### GIVEN TASK 1
In the ferry terminal text, what is the height of the Lincoln Tunnel ventilation towers?
### GIVEN TASK 2
Write out, unchanged, the part of the ferry terminal text that opens with the words containing "DGA's scope of" and closes with "and ferry barge.".

### TEXT PROVIDED
Lighting for transportation facilities must facilitate way finding so travelers can find their destinations quickly and easily. In addition the lighting design must work in concert with the architecture, signage, and many other systems, while revealing form and celebrating civic identity. Transportation lighting should be functional, aesthetically pleasing and welcoming.

DGA's scope of work included the development of alternative architectural lighting solutions for all key public areas of the ferry terminal complex including the main terminal hall, entry lobbies, concessions, exterior frontages and landscaped plaza areas, connector link, piers and ferry barge.

The variety of end-users was a challenge considered throughout the project's development. The terminal's design had to meet the needs of short-haul commuters, water taxies, and high-speed long distance services--all for destinations at numerous points along the Hudson River in New York and New Jersey.




The terminal affords spectacular river views, inviting passengers to linger. Seventy-watt metal halide bollards nest within the railing, ensuring unobstructed viewing and sufficient illumination.


Another challenge was the project's location, but the project team got around that, literally. The six-slip terminal wraps around the Lincoln Tunnel's imposing tan brick ventilation towers. The two-story main waiting room is clad in a structural glass system to foster a sense of transparency. Curving vestibules on either side of the vent stacks signal the terminal entrance clearly and create an architectural transition between the 145-foot high towers and the low-rise terminal and plaza.

### EXCERPTED DATA
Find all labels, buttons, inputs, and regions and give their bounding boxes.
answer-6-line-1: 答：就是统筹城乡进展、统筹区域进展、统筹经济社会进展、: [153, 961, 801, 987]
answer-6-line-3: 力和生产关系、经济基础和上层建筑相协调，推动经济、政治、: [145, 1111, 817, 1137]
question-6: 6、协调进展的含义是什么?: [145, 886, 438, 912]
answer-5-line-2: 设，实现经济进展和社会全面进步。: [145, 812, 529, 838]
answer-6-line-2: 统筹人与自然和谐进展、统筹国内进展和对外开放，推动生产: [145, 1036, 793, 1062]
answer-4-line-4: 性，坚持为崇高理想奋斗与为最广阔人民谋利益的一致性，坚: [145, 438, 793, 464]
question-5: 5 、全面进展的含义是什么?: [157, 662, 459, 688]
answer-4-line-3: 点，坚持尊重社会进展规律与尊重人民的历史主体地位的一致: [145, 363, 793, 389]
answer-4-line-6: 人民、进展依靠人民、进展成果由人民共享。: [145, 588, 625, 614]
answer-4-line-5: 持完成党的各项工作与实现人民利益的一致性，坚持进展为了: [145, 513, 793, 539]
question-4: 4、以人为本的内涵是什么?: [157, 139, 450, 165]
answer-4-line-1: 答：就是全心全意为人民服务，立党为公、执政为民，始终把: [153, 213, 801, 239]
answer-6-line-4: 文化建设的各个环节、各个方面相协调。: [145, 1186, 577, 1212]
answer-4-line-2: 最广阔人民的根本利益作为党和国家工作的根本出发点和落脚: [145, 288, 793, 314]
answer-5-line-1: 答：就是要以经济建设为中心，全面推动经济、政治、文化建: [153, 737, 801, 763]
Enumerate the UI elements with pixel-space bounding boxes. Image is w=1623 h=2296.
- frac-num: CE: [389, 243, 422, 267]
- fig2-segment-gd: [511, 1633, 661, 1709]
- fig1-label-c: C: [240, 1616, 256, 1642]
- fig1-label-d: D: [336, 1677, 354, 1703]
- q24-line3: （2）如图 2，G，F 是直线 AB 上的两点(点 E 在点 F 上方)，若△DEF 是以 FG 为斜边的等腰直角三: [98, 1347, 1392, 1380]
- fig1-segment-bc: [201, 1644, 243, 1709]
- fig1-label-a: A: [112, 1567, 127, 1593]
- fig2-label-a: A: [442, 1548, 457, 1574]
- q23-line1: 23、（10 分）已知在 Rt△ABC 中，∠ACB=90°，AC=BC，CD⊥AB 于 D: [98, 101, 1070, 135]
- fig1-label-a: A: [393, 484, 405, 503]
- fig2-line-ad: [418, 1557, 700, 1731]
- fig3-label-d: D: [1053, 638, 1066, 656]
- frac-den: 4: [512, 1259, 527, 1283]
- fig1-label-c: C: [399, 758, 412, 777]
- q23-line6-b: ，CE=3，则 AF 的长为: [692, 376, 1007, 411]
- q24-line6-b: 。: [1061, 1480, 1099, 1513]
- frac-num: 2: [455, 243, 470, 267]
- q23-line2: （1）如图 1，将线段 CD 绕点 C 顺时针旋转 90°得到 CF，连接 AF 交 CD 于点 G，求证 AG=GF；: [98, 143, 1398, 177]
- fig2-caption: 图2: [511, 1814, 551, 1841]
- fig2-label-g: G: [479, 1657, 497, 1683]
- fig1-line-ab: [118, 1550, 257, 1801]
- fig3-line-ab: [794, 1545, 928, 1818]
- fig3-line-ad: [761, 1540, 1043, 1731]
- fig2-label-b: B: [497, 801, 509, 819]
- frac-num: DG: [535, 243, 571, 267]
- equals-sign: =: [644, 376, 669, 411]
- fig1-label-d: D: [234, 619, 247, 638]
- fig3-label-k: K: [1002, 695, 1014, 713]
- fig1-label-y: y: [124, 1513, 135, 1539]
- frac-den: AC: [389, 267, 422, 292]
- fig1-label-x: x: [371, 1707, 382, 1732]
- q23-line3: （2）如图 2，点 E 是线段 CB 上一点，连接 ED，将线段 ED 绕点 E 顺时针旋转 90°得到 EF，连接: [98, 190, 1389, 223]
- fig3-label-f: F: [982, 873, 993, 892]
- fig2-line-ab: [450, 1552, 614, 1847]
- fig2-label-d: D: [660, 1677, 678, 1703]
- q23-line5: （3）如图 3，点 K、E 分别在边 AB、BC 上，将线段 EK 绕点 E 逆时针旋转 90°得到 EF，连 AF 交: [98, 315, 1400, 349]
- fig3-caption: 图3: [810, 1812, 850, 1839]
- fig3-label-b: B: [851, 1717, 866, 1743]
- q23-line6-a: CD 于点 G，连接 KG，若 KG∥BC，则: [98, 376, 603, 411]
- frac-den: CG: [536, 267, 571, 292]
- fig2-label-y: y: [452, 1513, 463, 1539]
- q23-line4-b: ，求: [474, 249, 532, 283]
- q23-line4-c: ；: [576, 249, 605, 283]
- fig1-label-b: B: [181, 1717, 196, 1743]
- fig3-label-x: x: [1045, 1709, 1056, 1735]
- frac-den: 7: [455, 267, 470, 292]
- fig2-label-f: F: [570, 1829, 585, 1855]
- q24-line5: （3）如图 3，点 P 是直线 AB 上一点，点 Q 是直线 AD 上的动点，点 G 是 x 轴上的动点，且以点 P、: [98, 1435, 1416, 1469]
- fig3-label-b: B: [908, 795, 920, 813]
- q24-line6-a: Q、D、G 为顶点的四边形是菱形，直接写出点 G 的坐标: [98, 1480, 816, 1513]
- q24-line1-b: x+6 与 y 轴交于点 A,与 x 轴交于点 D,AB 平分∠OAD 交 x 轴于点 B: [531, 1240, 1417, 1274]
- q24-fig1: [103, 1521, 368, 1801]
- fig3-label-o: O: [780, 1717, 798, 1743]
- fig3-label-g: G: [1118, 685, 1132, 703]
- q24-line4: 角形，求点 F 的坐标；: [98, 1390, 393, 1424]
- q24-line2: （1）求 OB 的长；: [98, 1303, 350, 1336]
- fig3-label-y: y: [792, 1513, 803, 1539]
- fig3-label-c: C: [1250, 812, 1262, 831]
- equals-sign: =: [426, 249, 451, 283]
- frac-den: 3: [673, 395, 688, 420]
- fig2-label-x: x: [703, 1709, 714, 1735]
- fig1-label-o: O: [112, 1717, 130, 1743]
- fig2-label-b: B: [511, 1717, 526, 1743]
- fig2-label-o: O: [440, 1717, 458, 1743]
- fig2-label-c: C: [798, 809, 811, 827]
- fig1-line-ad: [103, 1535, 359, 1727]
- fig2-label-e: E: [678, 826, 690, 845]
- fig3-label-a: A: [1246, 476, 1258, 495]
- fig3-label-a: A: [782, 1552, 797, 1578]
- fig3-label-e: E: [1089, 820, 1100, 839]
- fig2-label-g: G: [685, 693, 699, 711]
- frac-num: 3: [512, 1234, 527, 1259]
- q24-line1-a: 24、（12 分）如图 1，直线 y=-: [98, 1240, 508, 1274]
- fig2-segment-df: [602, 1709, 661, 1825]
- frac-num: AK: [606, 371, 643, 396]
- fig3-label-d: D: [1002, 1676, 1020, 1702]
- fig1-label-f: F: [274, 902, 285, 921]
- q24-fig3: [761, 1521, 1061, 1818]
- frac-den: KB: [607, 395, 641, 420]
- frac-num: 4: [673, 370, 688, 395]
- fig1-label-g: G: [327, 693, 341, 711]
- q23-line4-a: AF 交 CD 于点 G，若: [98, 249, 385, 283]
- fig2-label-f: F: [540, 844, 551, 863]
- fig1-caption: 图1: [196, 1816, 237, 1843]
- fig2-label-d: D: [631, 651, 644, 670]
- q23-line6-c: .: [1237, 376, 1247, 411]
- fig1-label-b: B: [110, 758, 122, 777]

### FINAL RESULT 1
145 feet

### FINAL RESULT 2
DGA's scope of work included the development of alternative architectural lighting solutions for all key public areas of the ferry terminal complex including the main terminal hall, entry lobbies, concessions, exterior frontages and landscaped plaza areas, connector link, piers and ferry barge.